EXERCISE INPUT ->

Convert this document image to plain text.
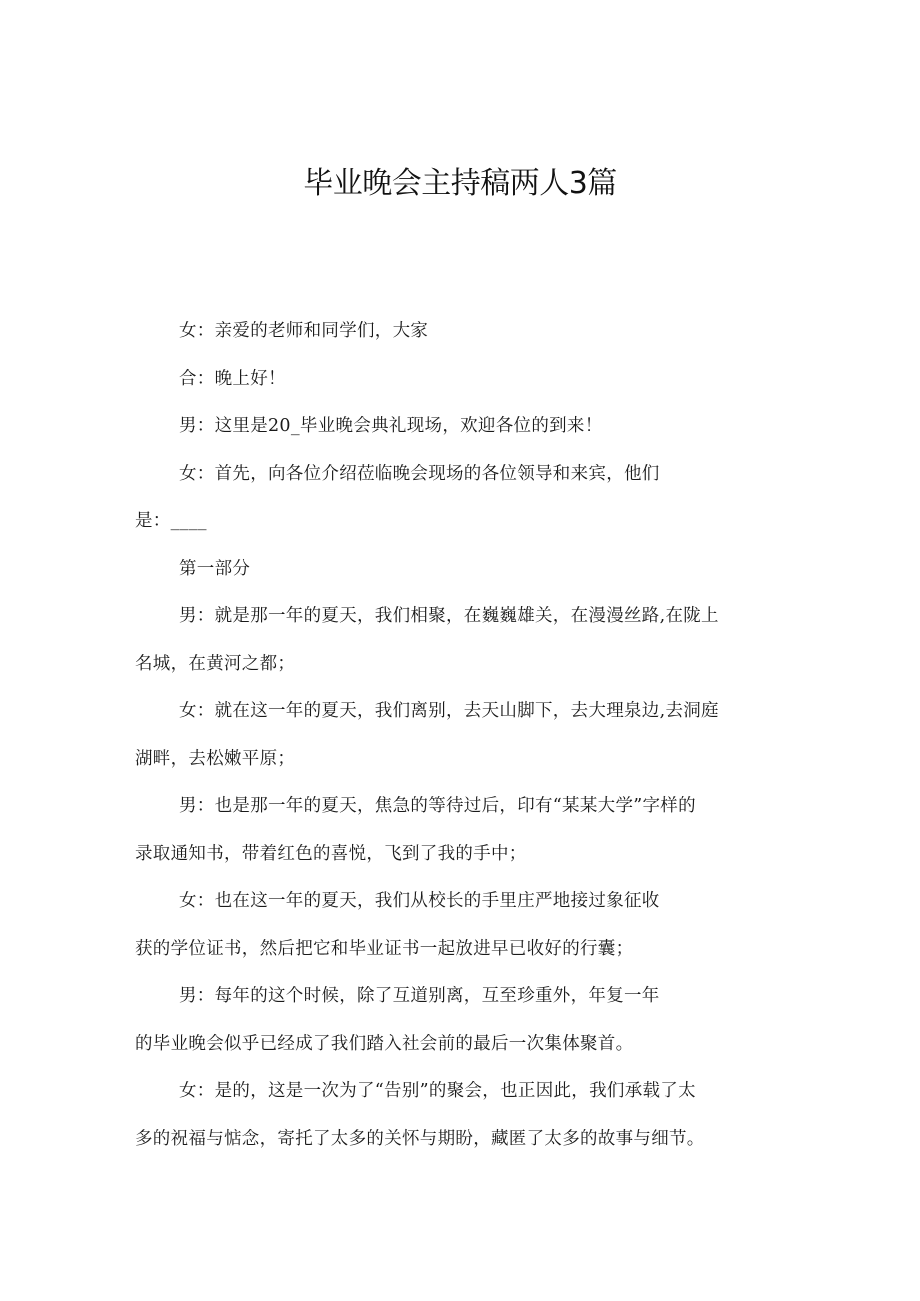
毕业晚会主持稿两人3篇

女：亲爱的老师和同学们，大家

合：晚上好！

男：这里是20_毕业晚会典礼现场，欢迎各位的到来！

女：首先，向各位介绍莅临晚会现场的各位领导和来宾，他们

是：____

第一部分

男：就是那一年的夏天，我们相聚，在巍巍雄关，在漫漫丝路,在陇上

名城，在黄河之都；

女：就在这一年的夏天，我们离别，去天山脚下，去大理泉边,去洞庭

湖畔，去松嫩平原；

男：也是那一年的夏天，焦急的等待过后，印有“某某大学”字样的

录取通知书，带着红色的喜悦，飞到了我的手中；

女：也在这一年的夏天，我们从校长的手里庄严地接过象征收

获的学位证书，然后把它和毕业证书一起放进早已收好的行囊；

男：每年的这个时候，除了互道别离，互至珍重外，年复一年

的毕业晚会似乎已经成了我们踏入社会前的最后一次集体聚首。

女：是的，这是一次为了“告别”的聚会，也正因此，我们承载了太

多的祝福与惦念，寄托了太多的关怀与期盼，藏匿了太多的故事与细节。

EXERCISE PROMPT ->
Quote all the records verbatim, dropping any pictures from your copy.

ANSWER TO THIS EXERCISE ->
Convert this document image to plain text.
毕业晚会主持稿两人3篇

女：亲爱的老师和同学们，大家

合：晚上好！

男：这里是20_毕业晚会典礼现场，欢迎各位的到来！

女：首先，向各位介绍莅临晚会现场的各位领导和来宾，他们

是：____

第一部分

男：就是那一年的夏天，我们相聚，在巍巍雄关，在漫漫丝路,在陇上

名城，在黄河之都；

女：就在这一年的夏天，我们离别，去天山脚下，去大理泉边,去洞庭

湖畔，去松嫩平原；

男：也是那一年的夏天，焦急的等待过后，印有“某某大学”字样的

录取通知书，带着红色的喜悦，飞到了我的手中；

女：也在这一年的夏天，我们从校长的手里庄严地接过象征收

获的学位证书，然后把它和毕业证书一起放进早已收好的行囊；

男：每年的这个时候，除了互道别离，互至珍重外，年复一年

的毕业晚会似乎已经成了我们踏入社会前的最后一次集体聚首。

女：是的，这是一次为了“告别”的聚会，也正因此，我们承载了太

多的祝福与惦念，寄托了太多的关怀与期盼，藏匿了太多的故事与细节。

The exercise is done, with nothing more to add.